▶ _Ce que vous ferez_
1. Traduisez en anglais la phrase suivante de l'article sur le décret tanzanien : « Une décision qui, selon les autorités, vise à protéger l’économie nationale et à favoriser l’emploi local. »
2. Recopiez le passage de l'article sur le décret tanzanien qui commence par « Le ministre du » et se poursuit jusqu'à « et de gros. ».

▶ _Texte source_
☆ ☆ ☆ ☆

Dar es Salam, Tanzanie – Un décret du 28 juillet, entré en vigueur immédiatement en Tanzanie, fait l’effet d’une bombe en interdisant aux ressortissants étrangers d’exercer dans une quinzaine de secteurs d’activité, désormais réservés aux citoyens tanzaniens. Une décision qui, selon les autorités, vise à protéger l’économie nationale et à favoriser l’emploi local.
Le ministre du Commerce, Séman Jafou, a justifié cette mesure en expliquant qu’elle était nécessaire pour contrer la concurrence étrangère dans des secteurs jugés vitaux pour l’économie tanzanienne. Cité notamment par Africanews, le ministre a déclaré que le gouvernement souhaitait « garantir que les opportunités économiques profitent d’abord à nos citoyens ». Parmi les activités désormais interdites aux étrangers figurent les salons de coiffure, les services de transfert d’argent mobile, la réparation de téléphones, ainsi que le commerce de détail et de gros.
Cette politique s’inscrit dans un contexte de nationalisme économique où le gouvernement tanzanien cherche à reprendre le contrôle de pans entiers de son économie. Une commission d’enquête gouvernementale avait en effet révélé que de nombreux entrepreneurs étrangers opéraient illégalement dans ces secteurs, souvent en utilisant de fausses licences.

☆ ☆ ☆ ☆

▶ _Données fournies_

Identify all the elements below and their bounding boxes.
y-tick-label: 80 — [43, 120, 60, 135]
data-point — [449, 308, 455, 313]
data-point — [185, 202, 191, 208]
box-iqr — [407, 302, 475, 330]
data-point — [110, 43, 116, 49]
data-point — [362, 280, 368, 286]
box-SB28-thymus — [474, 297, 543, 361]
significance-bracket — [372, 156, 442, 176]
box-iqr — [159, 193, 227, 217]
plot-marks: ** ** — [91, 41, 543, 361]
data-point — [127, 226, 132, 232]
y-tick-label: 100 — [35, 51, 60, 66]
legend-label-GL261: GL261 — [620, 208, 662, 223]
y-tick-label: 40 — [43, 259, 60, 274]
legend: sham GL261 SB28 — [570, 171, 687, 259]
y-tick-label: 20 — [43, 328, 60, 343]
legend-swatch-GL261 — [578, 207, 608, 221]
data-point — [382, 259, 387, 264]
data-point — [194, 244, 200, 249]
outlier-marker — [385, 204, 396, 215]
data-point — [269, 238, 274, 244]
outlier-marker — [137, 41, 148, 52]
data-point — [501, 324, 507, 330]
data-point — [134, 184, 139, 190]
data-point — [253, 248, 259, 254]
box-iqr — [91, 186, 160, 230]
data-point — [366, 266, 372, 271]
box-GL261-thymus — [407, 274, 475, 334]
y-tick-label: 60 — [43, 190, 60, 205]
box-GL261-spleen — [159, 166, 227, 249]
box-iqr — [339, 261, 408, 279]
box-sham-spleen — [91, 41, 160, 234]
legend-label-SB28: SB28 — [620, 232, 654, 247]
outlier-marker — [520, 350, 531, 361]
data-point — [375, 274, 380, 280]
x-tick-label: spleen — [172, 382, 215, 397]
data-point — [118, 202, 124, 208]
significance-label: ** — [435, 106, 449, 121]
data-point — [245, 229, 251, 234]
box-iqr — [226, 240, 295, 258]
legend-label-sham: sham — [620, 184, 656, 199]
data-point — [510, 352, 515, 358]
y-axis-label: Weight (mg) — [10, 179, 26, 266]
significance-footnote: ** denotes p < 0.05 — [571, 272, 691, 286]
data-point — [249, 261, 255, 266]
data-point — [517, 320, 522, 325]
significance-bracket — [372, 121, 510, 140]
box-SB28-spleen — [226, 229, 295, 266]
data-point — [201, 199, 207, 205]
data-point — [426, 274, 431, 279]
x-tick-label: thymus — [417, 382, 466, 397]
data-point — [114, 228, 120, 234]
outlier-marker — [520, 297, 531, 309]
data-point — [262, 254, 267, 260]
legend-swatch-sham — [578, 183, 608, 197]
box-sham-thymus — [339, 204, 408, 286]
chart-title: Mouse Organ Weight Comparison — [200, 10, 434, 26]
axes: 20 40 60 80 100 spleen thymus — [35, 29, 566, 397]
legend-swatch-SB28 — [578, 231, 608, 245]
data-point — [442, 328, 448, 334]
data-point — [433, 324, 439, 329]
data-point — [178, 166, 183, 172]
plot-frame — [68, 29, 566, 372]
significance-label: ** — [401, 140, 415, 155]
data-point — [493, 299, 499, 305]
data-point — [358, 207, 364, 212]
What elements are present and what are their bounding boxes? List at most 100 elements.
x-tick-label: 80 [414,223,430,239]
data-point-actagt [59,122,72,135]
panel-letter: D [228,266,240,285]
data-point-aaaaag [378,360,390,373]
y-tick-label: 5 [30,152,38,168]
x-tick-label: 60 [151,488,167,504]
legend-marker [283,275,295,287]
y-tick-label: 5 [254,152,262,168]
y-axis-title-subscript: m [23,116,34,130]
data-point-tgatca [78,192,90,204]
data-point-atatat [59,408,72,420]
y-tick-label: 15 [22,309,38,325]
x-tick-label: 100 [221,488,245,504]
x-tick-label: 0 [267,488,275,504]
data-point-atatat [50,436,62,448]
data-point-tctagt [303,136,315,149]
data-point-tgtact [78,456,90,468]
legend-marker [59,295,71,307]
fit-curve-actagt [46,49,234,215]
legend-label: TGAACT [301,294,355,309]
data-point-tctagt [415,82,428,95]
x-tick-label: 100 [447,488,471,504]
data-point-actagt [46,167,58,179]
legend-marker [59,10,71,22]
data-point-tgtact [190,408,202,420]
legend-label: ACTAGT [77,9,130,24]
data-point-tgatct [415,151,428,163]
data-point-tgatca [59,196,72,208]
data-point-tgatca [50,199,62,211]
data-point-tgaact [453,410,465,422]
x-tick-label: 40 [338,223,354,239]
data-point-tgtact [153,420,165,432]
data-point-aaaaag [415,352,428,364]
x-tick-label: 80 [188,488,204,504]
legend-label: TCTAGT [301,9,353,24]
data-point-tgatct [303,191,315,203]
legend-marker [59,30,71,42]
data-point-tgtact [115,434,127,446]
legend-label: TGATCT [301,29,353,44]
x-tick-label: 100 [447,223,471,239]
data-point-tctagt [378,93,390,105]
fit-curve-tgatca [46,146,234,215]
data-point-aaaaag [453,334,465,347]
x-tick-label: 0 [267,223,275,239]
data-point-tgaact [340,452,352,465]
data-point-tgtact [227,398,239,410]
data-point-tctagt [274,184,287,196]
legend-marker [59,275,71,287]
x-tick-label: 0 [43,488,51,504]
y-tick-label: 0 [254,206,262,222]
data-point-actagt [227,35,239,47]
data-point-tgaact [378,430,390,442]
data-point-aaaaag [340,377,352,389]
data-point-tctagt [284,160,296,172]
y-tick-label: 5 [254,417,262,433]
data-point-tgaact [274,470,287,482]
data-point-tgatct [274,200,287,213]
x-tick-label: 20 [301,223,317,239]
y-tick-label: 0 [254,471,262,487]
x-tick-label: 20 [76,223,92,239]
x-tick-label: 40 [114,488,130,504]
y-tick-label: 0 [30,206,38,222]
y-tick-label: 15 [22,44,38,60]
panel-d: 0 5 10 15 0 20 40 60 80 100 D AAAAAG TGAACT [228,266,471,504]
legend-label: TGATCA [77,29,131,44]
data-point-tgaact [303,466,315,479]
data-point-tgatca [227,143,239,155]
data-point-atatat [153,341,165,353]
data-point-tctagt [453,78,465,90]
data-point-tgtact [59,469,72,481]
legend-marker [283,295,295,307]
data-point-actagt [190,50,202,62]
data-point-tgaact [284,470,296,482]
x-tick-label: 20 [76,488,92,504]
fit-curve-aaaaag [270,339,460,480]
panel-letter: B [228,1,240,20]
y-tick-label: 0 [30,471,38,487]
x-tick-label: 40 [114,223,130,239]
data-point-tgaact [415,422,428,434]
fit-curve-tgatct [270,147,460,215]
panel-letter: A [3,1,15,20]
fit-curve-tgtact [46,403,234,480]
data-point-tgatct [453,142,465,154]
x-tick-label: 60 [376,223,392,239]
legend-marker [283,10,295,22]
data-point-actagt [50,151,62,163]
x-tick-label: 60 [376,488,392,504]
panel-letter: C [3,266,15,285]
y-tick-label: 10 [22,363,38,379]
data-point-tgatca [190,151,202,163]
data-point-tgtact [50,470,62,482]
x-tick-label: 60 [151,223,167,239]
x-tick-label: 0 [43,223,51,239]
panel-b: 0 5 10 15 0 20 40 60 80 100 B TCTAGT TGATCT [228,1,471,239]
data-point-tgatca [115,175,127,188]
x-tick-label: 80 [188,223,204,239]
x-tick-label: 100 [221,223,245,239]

☆ ☆ ☆ ☆

▶ _Réponses par tâche_
1. A decision which, according to the authorities, aims to protect the national economy and promote local employment.

2.
Le ministre du Commerce, Séman Jafou, a justifié cette mesure en expliquant qu’elle était nécessaire pour contrer la concurrence étrangère dans des secteurs jugés vitaux pour l’économie tanzanienne. Cité notamment par Africanews, le ministre a déclaré que le gouvernement souhaitait « garantir que les opportunités économiques profitent d’abord à nos citoyens ». Parmi les activités désormais interdites aux étrangers figurent les salons de coiffure, les services de transfert d’argent mobile, la réparation de téléphones, ainsi que le commerce de détail et de gros.